Stored data
──────

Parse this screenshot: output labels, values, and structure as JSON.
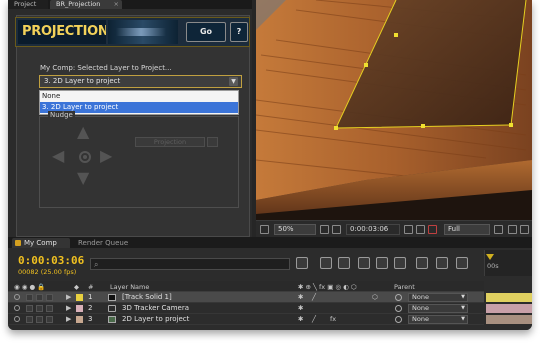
{
  "panel_tabs": {
    "project": "Project",
    "br_projection": "BR_Projection"
  },
  "header": {
    "logo": "PROJECTION",
    "go": "Go",
    "help": "?"
  },
  "form": {
    "comp_label": "My Comp: Selected Layer to Project...",
    "selected_value": "3. 2D Layer to project",
    "options": [
      "None",
      "3. 2D Layer to project"
    ],
    "nudge_label": "Nudge",
    "projection_button": "Projection"
  },
  "viewer_bar": {
    "zoom": "50%",
    "timecode": "0:00:03:06",
    "quality": "Full"
  },
  "timeline": {
    "tab_comp": "My Comp",
    "tab_render": "Render Queue",
    "timecode": "0:00:03:06",
    "frames": "00082 (25.00 fps)",
    "ruler": "00s",
    "col_num": "#",
    "col_layer_name": "Layer Name",
    "col_parent": "Parent"
  },
  "layers": [
    {
      "num": "1",
      "name": "[Track Solid 1]",
      "parent": "None",
      "swatch": "#e8d040",
      "track": "#e0d060"
    },
    {
      "num": "2",
      "name": "3D Tracker Camera",
      "parent": "None",
      "swatch": "#d8b0b8",
      "track": "#c8a0a8"
    },
    {
      "num": "3",
      "name": "2D Layer to project",
      "parent": "None",
      "swatch": "#c8a890",
      "track": "#a89080"
    }
  ],
  "colors": {
    "accent": "#f0c020",
    "selection": "#3b74d8"
  }
}
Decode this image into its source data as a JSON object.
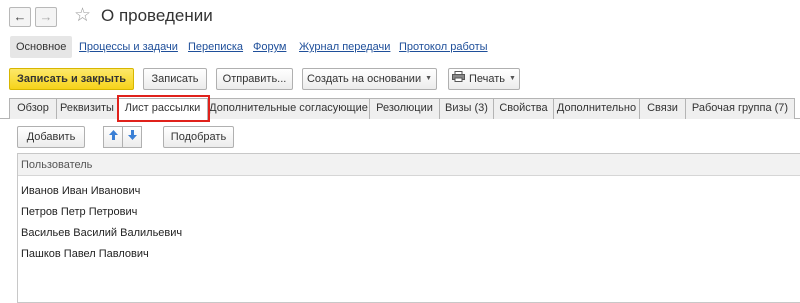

──────

JOB >>
Restate the whole listing above exactly, except for its images.

EXERCISE ANSWER >>
Parse this screenshot: output labels, values, and structure as JSON.
{
  "panel_tabs": {
    "project": "Project",
    "br_projection": "BR_Projection"
  },
  "header": {
    "logo": "PROJECTION",
    "go": "Go",
    "help": "?"
  },
  "form": {
    "comp_label": "My Comp: Selected Layer to Project...",
    "selected_value": "3. 2D Layer to project",
    "options": [
      "None",
      "3. 2D Layer to project"
    ],
    "nudge_label": "Nudge",
    "projection_button": "Projection"
  },
  "viewer_bar": {
    "zoom": "50%",
    "timecode": "0:00:03:06",
    "quality": "Full"
  },
  "timeline": {
    "tab_comp": "My Comp",
    "tab_render": "Render Queue",
    "timecode": "0:00:03:06",
    "frames": "00082 (25.00 fps)",
    "ruler": "00s",
    "col_num": "#",
    "col_layer_name": "Layer Name",
    "col_parent": "Parent"
  },
  "layers": [
    {
      "num": "1",
      "name": "[Track Solid 1]",
      "parent": "None",
      "swatch": "#e8d040",
      "track": "#e0d060"
    },
    {
      "num": "2",
      "name": "3D Tracker Camera",
      "parent": "None",
      "swatch": "#d8b0b8",
      "track": "#c8a0a8"
    },
    {
      "num": "3",
      "name": "2D Layer to project",
      "parent": "None",
      "swatch": "#c8a890",
      "track": "#a89080"
    }
  ],
  "colors": {
    "accent": "#f0c020",
    "selection": "#3b74d8"
  }
}
Decode this image into its source data as a JSON object.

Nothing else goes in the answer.